[start]

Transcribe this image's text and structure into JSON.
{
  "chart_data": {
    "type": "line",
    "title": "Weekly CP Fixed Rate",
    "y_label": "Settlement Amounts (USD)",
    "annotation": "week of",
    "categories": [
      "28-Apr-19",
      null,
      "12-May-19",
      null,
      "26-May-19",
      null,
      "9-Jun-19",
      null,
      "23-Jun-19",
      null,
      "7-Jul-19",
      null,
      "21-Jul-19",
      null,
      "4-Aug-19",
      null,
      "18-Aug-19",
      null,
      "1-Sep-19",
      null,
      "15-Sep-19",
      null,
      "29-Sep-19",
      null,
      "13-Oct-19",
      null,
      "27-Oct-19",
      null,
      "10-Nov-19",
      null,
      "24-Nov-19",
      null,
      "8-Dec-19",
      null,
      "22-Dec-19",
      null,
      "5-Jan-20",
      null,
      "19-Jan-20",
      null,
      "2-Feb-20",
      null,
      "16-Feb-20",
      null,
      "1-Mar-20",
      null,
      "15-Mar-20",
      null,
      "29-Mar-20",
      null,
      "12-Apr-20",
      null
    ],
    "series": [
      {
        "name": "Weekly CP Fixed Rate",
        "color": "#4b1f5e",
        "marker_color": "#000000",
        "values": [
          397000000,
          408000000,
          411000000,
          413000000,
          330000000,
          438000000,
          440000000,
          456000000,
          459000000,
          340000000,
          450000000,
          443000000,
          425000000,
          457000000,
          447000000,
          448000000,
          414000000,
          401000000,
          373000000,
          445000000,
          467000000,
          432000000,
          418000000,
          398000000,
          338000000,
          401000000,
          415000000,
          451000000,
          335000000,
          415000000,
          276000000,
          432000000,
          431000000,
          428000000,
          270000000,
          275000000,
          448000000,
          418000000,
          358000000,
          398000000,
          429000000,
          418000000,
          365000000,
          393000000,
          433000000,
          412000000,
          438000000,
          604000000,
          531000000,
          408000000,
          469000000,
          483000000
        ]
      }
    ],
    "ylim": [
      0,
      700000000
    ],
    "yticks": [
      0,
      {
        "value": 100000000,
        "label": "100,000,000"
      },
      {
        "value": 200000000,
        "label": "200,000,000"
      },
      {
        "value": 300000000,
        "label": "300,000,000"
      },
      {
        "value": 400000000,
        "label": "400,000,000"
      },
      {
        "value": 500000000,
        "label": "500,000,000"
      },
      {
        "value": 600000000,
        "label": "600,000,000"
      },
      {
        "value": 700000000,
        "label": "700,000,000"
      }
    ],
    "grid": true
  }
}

[end]

§ **WORK REQUIRED**
Print the records above exactly as they appear.

§ **TASK ANSWER**
Transcribe this image's text and structure into JSON.
{
  "chart_data": {
    "type": "line",
    "title": "Weekly CP Fixed Rate",
    "y_label": "Settlement Amounts (USD)",
    "annotation": "week of",
    "categories": [
      "28-Apr-19",
      null,
      "12-May-19",
      null,
      "26-May-19",
      null,
      "9-Jun-19",
      null,
      "23-Jun-19",
      null,
      "7-Jul-19",
      null,
      "21-Jul-19",
      null,
      "4-Aug-19",
      null,
      "18-Aug-19",
      null,
      "1-Sep-19",
      null,
      "15-Sep-19",
      null,
      "29-Sep-19",
      null,
      "13-Oct-19",
      null,
      "27-Oct-19",
      null,
      "10-Nov-19",
      null,
      "24-Nov-19",
      null,
      "8-Dec-19",
      null,
      "22-Dec-19",
      null,
      "5-Jan-20",
      null,
      "19-Jan-20",
      null,
      "2-Feb-20",
      null,
      "16-Feb-20",
      null,
      "1-Mar-20",
      null,
      "15-Mar-20",
      null,
      "29-Mar-20",
      null,
      "12-Apr-20",
      null
    ],
    "series": [
      {
        "name": "Weekly CP Fixed Rate",
        "color": "#4b1f5e",
        "marker_color": "#000000",
        "values": [
          397000000,
          408000000,
          411000000,
          413000000,
          330000000,
          438000000,
          440000000,
          456000000,
          459000000,
          340000000,
          450000000,
          443000000,
          425000000,
          457000000,
          447000000,
          448000000,
          414000000,
          401000000,
          373000000,
          445000000,
          467000000,
          432000000,
          418000000,
          398000000,
          338000000,
          401000000,
          415000000,
          451000000,
          335000000,
          415000000,
          276000000,
          432000000,
          431000000,
          428000000,
          270000000,
          275000000,
          448000000,
          418000000,
          358000000,
          398000000,
          429000000,
          418000000,
          365000000,
          393000000,
          433000000,
          412000000,
          438000000,
          604000000,
          531000000,
          408000000,
          469000000,
          483000000
        ]
      }
    ],
    "ylim": [
      0,
      700000000
    ],
    "yticks": [
      0,
      {
        "value": 100000000,
        "label": "100,000,000"
      },
      {
        "value": 200000000,
        "label": "200,000,000"
      },
      {
        "value": 300000000,
        "label": "300,000,000"
      },
      {
        "value": 400000000,
        "label": "400,000,000"
      },
      {
        "value": 500000000,
        "label": "500,000,000"
      },
      {
        "value": 600000000,
        "label": "600,000,000"
      },
      {
        "value": 700000000,
        "label": "700,000,000"
      }
    ],
    "grid": true
  }
}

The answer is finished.